◆ **Data items**
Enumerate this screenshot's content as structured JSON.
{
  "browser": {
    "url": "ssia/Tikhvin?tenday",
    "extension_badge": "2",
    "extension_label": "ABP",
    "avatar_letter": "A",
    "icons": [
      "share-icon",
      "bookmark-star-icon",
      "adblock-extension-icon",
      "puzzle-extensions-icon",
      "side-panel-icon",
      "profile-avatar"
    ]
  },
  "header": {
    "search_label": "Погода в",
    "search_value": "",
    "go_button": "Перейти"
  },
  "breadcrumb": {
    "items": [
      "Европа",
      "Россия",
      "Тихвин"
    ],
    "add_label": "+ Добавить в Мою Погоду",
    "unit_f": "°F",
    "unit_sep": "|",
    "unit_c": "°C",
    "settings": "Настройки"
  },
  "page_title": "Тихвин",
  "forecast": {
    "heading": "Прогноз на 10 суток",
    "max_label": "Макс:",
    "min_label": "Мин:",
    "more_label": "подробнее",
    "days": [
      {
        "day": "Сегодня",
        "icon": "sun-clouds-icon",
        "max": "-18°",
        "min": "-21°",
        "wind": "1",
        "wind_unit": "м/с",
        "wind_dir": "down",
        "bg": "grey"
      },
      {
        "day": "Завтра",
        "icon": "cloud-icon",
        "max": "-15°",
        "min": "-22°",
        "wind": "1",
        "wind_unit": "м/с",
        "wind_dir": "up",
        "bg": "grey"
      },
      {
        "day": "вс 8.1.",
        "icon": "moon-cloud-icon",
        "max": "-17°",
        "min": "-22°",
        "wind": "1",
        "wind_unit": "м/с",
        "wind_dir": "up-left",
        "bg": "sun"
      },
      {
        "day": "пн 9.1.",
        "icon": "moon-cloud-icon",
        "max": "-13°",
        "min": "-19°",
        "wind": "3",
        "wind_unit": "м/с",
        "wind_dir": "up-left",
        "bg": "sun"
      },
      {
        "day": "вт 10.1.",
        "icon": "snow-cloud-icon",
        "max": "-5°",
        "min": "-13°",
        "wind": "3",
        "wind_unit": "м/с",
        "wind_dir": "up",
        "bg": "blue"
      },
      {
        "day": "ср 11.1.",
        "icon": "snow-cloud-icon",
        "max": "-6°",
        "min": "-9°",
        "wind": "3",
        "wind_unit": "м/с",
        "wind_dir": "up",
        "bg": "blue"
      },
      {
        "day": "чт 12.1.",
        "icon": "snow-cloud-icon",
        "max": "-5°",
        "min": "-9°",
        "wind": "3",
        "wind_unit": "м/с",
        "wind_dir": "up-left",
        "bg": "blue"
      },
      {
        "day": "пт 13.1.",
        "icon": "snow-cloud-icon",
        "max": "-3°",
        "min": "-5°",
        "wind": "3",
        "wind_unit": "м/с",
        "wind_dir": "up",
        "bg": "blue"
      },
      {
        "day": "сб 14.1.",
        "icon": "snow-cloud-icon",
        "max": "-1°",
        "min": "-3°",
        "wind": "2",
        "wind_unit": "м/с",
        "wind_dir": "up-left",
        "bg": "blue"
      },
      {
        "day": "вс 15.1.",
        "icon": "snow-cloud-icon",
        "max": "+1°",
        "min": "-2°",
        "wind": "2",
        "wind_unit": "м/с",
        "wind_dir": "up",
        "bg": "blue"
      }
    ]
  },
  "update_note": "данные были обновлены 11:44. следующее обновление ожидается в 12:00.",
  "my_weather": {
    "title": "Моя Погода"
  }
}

◆ **TASK OBJECTIVE**
Read through the entries and copy every line that includes "Погода".

◆ **EXPECTED ANSWER**
    "search_label": "Погода в",
    "title": "Моя Погода"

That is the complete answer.